§ **Stored data**
......

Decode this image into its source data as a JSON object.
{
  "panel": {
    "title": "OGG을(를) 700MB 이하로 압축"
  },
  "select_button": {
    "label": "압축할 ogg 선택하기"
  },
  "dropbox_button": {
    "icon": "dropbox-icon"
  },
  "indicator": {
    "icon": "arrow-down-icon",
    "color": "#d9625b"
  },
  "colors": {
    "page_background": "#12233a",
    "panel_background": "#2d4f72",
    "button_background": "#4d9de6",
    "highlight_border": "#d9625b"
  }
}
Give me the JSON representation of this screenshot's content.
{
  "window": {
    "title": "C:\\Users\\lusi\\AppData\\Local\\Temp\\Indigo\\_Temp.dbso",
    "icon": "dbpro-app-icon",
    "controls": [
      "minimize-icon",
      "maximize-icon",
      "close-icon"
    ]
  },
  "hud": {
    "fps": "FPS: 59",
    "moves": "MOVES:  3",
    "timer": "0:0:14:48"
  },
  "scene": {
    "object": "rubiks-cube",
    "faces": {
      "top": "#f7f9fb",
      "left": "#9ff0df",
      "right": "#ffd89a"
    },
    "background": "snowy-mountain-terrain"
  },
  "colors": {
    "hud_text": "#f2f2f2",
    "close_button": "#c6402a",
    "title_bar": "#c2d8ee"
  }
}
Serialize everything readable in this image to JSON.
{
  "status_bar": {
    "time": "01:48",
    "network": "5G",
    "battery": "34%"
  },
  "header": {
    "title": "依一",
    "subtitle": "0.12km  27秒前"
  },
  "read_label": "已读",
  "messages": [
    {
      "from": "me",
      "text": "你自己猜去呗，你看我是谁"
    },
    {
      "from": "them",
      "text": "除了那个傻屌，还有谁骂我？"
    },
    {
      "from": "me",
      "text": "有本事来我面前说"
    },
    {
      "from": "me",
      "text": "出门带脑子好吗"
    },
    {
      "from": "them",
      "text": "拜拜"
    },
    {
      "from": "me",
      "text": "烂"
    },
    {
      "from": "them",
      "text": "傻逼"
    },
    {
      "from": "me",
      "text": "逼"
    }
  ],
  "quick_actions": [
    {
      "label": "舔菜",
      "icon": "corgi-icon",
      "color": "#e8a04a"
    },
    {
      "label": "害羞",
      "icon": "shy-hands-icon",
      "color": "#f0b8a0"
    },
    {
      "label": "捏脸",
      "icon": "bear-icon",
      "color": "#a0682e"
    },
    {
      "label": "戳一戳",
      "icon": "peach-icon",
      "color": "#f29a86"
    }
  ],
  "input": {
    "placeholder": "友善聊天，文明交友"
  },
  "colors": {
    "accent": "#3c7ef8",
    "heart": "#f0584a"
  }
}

......

§ **Given problem**
Extract every line above exactly as it stands.

§ **Answer for this exercise**
Decode this image into its source data as a JSON object.
{
  "panel": {
    "title": "OGG을(를) 700MB 이하로 압축"
  },
  "select_button": {
    "label": "압축할 ogg 선택하기"
  },
  "dropbox_button": {
    "icon": "dropbox-icon"
  },
  "indicator": {
    "icon": "arrow-down-icon",
    "color": "#d9625b"
  },
  "colors": {
    "page_background": "#12233a",
    "panel_background": "#2d4f72",
    "button_background": "#4d9de6",
    "highlight_border": "#d9625b"
  }
}
Give me the JSON representation of this screenshot's content.
{
  "window": {
    "title": "C:\\Users\\lusi\\AppData\\Local\\Temp\\Indigo\\_Temp.dbso",
    "icon": "dbpro-app-icon",
    "controls": [
      "minimize-icon",
      "maximize-icon",
      "close-icon"
    ]
  },
  "hud": {
    "fps": "FPS: 59",
    "moves": "MOVES:  3",
    "timer": "0:0:14:48"
  },
  "scene": {
    "object": "rubiks-cube",
    "faces": {
      "top": "#f7f9fb",
      "left": "#9ff0df",
      "right": "#ffd89a"
    },
    "background": "snowy-mountain-terrain"
  },
  "colors": {
    "hud_text": "#f2f2f2",
    "close_button": "#c6402a",
    "title_bar": "#c2d8ee"
  }
}
Serialize everything readable in this image to JSON.
{
  "status_bar": {
    "time": "01:48",
    "network": "5G",
    "battery": "34%"
  },
  "header": {
    "title": "依一",
    "subtitle": "0.12km  27秒前"
  },
  "read_label": "已读",
  "messages": [
    {
      "from": "me",
      "text": "你自己猜去呗，你看我是谁"
    },
    {
      "from": "them",
      "text": "除了那个傻屌，还有谁骂我？"
    },
    {
      "from": "me",
      "text": "有本事来我面前说"
    },
    {
      "from": "me",
      "text": "出门带脑子好吗"
    },
    {
      "from": "them",
      "text": "拜拜"
    },
    {
      "from": "me",
      "text": "烂"
    },
    {
      "from": "them",
      "text": "傻逼"
    },
    {
      "from": "me",
      "text": "逼"
    }
  ],
  "quick_actions": [
    {
      "label": "舔菜",
      "icon": "corgi-icon",
      "color": "#e8a04a"
    },
    {
      "label": "害羞",
      "icon": "shy-hands-icon",
      "color": "#f0b8a0"
    },
    {
      "label": "捏脸",
      "icon": "bear-icon",
      "color": "#a0682e"
    },
    {
      "label": "戳一戳",
      "icon": "peach-icon",
      "color": "#f29a86"
    }
  ],
  "input": {
    "placeholder": "友善聊天，文明交友"
  },
  "colors": {
    "accent": "#3c7ef8",
    "heart": "#f0584a"
  }
}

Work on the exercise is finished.